THE REQUEST:
Set the following entries down again exactly, line by line.

========================================================================

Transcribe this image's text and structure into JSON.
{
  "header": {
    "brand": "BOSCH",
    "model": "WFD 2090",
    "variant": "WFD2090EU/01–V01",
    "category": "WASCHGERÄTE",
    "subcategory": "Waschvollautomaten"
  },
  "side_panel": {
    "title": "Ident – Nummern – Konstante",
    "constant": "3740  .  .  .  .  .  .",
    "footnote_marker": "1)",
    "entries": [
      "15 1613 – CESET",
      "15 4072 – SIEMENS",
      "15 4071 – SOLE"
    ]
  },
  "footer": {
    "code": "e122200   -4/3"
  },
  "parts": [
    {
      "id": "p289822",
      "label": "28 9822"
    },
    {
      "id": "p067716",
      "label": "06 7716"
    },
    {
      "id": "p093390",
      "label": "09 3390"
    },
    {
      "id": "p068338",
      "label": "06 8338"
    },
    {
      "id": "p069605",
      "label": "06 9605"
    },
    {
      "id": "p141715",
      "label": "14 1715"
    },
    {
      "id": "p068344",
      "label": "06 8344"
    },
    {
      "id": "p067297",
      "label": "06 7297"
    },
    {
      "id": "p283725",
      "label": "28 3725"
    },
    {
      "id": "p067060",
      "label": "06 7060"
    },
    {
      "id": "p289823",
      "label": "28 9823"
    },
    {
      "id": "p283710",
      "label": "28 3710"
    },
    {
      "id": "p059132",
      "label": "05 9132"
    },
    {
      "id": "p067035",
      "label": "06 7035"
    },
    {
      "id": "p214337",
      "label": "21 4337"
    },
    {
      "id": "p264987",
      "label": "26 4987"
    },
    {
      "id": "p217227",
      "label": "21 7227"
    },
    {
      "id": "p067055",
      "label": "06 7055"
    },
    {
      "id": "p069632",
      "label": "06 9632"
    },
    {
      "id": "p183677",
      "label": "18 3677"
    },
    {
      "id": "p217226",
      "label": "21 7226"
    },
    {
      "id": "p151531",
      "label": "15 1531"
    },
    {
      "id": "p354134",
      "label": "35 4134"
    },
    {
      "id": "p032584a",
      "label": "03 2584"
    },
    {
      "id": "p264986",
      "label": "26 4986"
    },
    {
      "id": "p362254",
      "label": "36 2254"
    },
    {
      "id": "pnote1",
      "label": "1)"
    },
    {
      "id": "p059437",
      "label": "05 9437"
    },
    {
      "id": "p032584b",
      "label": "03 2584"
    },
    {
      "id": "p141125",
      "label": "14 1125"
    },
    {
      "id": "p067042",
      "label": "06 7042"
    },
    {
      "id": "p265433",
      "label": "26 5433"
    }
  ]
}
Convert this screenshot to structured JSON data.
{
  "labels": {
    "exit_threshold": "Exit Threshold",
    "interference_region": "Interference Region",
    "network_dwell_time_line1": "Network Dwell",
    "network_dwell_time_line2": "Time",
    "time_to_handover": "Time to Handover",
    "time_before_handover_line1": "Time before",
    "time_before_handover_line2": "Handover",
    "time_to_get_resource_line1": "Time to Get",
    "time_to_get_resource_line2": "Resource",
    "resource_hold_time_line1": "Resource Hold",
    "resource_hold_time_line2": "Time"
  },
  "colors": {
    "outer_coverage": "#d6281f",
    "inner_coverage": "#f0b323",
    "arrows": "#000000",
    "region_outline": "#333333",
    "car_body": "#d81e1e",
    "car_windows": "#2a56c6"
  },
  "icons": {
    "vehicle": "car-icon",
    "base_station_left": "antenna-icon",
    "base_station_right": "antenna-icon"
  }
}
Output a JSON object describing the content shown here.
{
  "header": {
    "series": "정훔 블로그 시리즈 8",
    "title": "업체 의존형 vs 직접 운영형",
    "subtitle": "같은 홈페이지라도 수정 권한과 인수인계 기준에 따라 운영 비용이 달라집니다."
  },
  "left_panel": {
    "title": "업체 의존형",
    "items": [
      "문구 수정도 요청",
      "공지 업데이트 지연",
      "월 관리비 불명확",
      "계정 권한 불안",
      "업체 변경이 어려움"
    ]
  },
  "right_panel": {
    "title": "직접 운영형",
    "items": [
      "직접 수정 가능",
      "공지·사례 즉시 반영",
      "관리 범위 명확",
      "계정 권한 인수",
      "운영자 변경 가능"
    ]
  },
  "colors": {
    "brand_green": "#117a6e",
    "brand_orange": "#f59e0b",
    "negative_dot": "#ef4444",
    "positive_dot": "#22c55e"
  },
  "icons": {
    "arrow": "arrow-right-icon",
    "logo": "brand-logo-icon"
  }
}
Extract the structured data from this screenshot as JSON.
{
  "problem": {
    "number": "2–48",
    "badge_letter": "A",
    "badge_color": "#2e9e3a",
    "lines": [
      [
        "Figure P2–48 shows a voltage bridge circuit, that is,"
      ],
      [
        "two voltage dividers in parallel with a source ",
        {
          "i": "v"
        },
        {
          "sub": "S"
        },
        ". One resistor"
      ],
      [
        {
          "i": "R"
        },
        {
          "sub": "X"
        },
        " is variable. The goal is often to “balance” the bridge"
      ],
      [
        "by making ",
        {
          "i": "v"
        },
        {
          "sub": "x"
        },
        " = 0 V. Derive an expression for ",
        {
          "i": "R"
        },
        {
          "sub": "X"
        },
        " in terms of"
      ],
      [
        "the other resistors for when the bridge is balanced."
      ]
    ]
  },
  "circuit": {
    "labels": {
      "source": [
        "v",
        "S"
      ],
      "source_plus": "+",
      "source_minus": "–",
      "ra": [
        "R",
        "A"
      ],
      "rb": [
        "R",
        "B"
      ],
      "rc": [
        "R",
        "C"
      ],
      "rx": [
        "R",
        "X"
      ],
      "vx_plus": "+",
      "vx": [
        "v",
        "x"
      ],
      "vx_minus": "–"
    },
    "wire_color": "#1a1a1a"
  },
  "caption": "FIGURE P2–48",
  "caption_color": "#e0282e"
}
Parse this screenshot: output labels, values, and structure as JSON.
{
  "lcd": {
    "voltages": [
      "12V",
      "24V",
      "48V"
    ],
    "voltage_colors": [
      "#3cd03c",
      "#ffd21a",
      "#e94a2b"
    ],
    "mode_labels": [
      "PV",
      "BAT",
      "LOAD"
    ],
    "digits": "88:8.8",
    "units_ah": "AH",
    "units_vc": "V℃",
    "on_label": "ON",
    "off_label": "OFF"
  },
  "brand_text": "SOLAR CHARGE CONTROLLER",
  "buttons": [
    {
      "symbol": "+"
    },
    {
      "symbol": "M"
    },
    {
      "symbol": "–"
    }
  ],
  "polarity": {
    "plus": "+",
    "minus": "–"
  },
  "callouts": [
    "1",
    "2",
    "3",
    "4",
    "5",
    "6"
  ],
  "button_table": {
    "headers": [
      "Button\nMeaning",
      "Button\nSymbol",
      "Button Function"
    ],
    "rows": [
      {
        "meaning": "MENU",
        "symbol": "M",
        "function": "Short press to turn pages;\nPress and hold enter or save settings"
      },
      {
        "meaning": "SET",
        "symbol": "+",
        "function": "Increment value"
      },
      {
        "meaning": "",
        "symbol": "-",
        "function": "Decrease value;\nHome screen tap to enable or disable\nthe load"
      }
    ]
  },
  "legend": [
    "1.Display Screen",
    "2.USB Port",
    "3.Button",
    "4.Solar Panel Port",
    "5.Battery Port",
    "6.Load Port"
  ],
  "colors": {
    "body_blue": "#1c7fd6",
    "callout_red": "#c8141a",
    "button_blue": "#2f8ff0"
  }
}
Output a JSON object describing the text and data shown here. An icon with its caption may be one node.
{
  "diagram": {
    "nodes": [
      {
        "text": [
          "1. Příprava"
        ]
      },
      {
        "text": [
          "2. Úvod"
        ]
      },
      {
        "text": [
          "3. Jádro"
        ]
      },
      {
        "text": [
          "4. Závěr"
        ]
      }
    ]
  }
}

========================================================================

CORRECT OUTPUT:
Transcribe this image's text and structure into JSON.
{
  "header": {
    "brand": "BOSCH",
    "model": "WFD 2090",
    "variant": "WFD2090EU/01–V01",
    "category": "WASCHGERÄTE",
    "subcategory": "Waschvollautomaten"
  },
  "side_panel": {
    "title": "Ident – Nummern – Konstante",
    "constant": "3740  .  .  .  .  .  .",
    "footnote_marker": "1)",
    "entries": [
      "15 1613 – CESET",
      "15 4072 – SIEMENS",
      "15 4071 – SOLE"
    ]
  },
  "footer": {
    "code": "e122200   -4/3"
  },
  "parts": [
    {
      "id": "p289822",
      "label": "28 9822"
    },
    {
      "id": "p067716",
      "label": "06 7716"
    },
    {
      "id": "p093390",
      "label": "09 3390"
    },
    {
      "id": "p068338",
      "label": "06 8338"
    },
    {
      "id": "p069605",
      "label": "06 9605"
    },
    {
      "id": "p141715",
      "label": "14 1715"
    },
    {
      "id": "p068344",
      "label": "06 8344"
    },
    {
      "id": "p067297",
      "label": "06 7297"
    },
    {
      "id": "p283725",
      "label": "28 3725"
    },
    {
      "id": "p067060",
      "label": "06 7060"
    },
    {
      "id": "p289823",
      "label": "28 9823"
    },
    {
      "id": "p283710",
      "label": "28 3710"
    },
    {
      "id": "p059132",
      "label": "05 9132"
    },
    {
      "id": "p067035",
      "label": "06 7035"
    },
    {
      "id": "p214337",
      "label": "21 4337"
    },
    {
      "id": "p264987",
      "label": "26 4987"
    },
    {
      "id": "p217227",
      "label": "21 7227"
    },
    {
      "id": "p067055",
      "label": "06 7055"
    },
    {
      "id": "p069632",
      "label": "06 9632"
    },
    {
      "id": "p183677",
      "label": "18 3677"
    },
    {
      "id": "p217226",
      "label": "21 7226"
    },
    {
      "id": "p151531",
      "label": "15 1531"
    },
    {
      "id": "p354134",
      "label": "35 4134"
    },
    {
      "id": "p032584a",
      "label": "03 2584"
    },
    {
      "id": "p264986",
      "label": "26 4986"
    },
    {
      "id": "p362254",
      "label": "36 2254"
    },
    {
      "id": "pnote1",
      "label": "1)"
    },
    {
      "id": "p059437",
      "label": "05 9437"
    },
    {
      "id": "p032584b",
      "label": "03 2584"
    },
    {
      "id": "p141125",
      "label": "14 1125"
    },
    {
      "id": "p067042",
      "label": "06 7042"
    },
    {
      "id": "p265433",
      "label": "26 5433"
    }
  ]
}
Convert this screenshot to structured JSON data.
{
  "labels": {
    "exit_threshold": "Exit Threshold",
    "interference_region": "Interference Region",
    "network_dwell_time_line1": "Network Dwell",
    "network_dwell_time_line2": "Time",
    "time_to_handover": "Time to Handover",
    "time_before_handover_line1": "Time before",
    "time_before_handover_line2": "Handover",
    "time_to_get_resource_line1": "Time to Get",
    "time_to_get_resource_line2": "Resource",
    "resource_hold_time_line1": "Resource Hold",
    "resource_hold_time_line2": "Time"
  },
  "colors": {
    "outer_coverage": "#d6281f",
    "inner_coverage": "#f0b323",
    "arrows": "#000000",
    "region_outline": "#333333",
    "car_body": "#d81e1e",
    "car_windows": "#2a56c6"
  },
  "icons": {
    "vehicle": "car-icon",
    "base_station_left": "antenna-icon",
    "base_station_right": "antenna-icon"
  }
}
Output a JSON object describing the content shown here.
{
  "header": {
    "series": "정훔 블로그 시리즈 8",
    "title": "업체 의존형 vs 직접 운영형",
    "subtitle": "같은 홈페이지라도 수정 권한과 인수인계 기준에 따라 운영 비용이 달라집니다."
  },
  "left_panel": {
    "title": "업체 의존형",
    "items": [
      "문구 수정도 요청",
      "공지 업데이트 지연",
      "월 관리비 불명확",
      "계정 권한 불안",
      "업체 변경이 어려움"
    ]
  },
  "right_panel": {
    "title": "직접 운영형",
    "items": [
      "직접 수정 가능",
      "공지·사례 즉시 반영",
      "관리 범위 명확",
      "계정 권한 인수",
      "운영자 변경 가능"
    ]
  },
  "colors": {
    "brand_green": "#117a6e",
    "brand_orange": "#f59e0b",
    "negative_dot": "#ef4444",
    "positive_dot": "#22c55e"
  },
  "icons": {
    "arrow": "arrow-right-icon",
    "logo": "brand-logo-icon"
  }
}
Extract the structured data from this screenshot as JSON.
{
  "problem": {
    "number": "2–48",
    "badge_letter": "A",
    "badge_color": "#2e9e3a",
    "lines": [
      [
        "Figure P2–48 shows a voltage bridge circuit, that is,"
      ],
      [
        "two voltage dividers in parallel with a source ",
        {
          "i": "v"
        },
        {
          "sub": "S"
        },
        ". One resistor"
      ],
      [
        {
          "i": "R"
        },
        {
          "sub": "X"
        },
        " is variable. The goal is often to “balance” the bridge"
      ],
      [
        "by making ",
        {
          "i": "v"
        },
        {
          "sub": "x"
        },
        " = 0 V. Derive an expression for ",
        {
          "i": "R"
        },
        {
          "sub": "X"
        },
        " in terms of"
      ],
      [
        "the other resistors for when the bridge is balanced."
      ]
    ]
  },
  "circuit": {
    "labels": {
      "source": [
        "v",
        "S"
      ],
      "source_plus": "+",
      "source_minus": "–",
      "ra": [
        "R",
        "A"
      ],
      "rb": [
        "R",
        "B"
      ],
      "rc": [
        "R",
        "C"
      ],
      "rx": [
        "R",
        "X"
      ],
      "vx_plus": "+",
      "vx": [
        "v",
        "x"
      ],
      "vx_minus": "–"
    },
    "wire_color": "#1a1a1a"
  },
  "caption": "FIGURE P2–48",
  "caption_color": "#e0282e"
}
Parse this screenshot: output labels, values, and structure as JSON.
{
  "lcd": {
    "voltages": [
      "12V",
      "24V",
      "48V"
    ],
    "voltage_colors": [
      "#3cd03c",
      "#ffd21a",
      "#e94a2b"
    ],
    "mode_labels": [
      "PV",
      "BAT",
      "LOAD"
    ],
    "digits": "88:8.8",
    "units_ah": "AH",
    "units_vc": "V℃",
    "on_label": "ON",
    "off_label": "OFF"
  },
  "brand_text": "SOLAR CHARGE CONTROLLER",
  "buttons": [
    {
      "symbol": "+"
    },
    {
      "symbol": "M"
    },
    {
      "symbol": "–"
    }
  ],
  "polarity": {
    "plus": "+",
    "minus": "–"
  },
  "callouts": [
    "1",
    "2",
    "3",
    "4",
    "5",
    "6"
  ],
  "button_table": {
    "headers": [
      "Button\nMeaning",
      "Button\nSymbol",
      "Button Function"
    ],
    "rows": [
      {
        "meaning": "MENU",
        "symbol": "M",
        "function": "Short press to turn pages;\nPress and hold enter or save settings"
      },
      {
        "meaning": "SET",
        "symbol": "+",
        "function": "Increment value"
      },
      {
        "meaning": "",
        "symbol": "-",
        "function": "Decrease value;\nHome screen tap to enable or disable\nthe load"
      }
    ]
  },
  "legend": [
    "1.Display Screen",
    "2.USB Port",
    "3.Button",
    "4.Solar Panel Port",
    "5.Battery Port",
    "6.Load Port"
  ],
  "colors": {
    "body_blue": "#1c7fd6",
    "callout_red": "#c8141a",
    "button_blue": "#2f8ff0"
  }
}
Output a JSON object describing the text and data shown here. An icon with its caption may be one node.
{
  "diagram": {
    "nodes": [
      {
        "text": [
          "1. Příprava"
        ]
      },
      {
        "text": [
          "2. Úvod"
        ]
      },
      {
        "text": [
          "3. Jádro"
        ]
      },
      {
        "text": [
          "4. Závěr"
        ]
      }
    ]
  }
}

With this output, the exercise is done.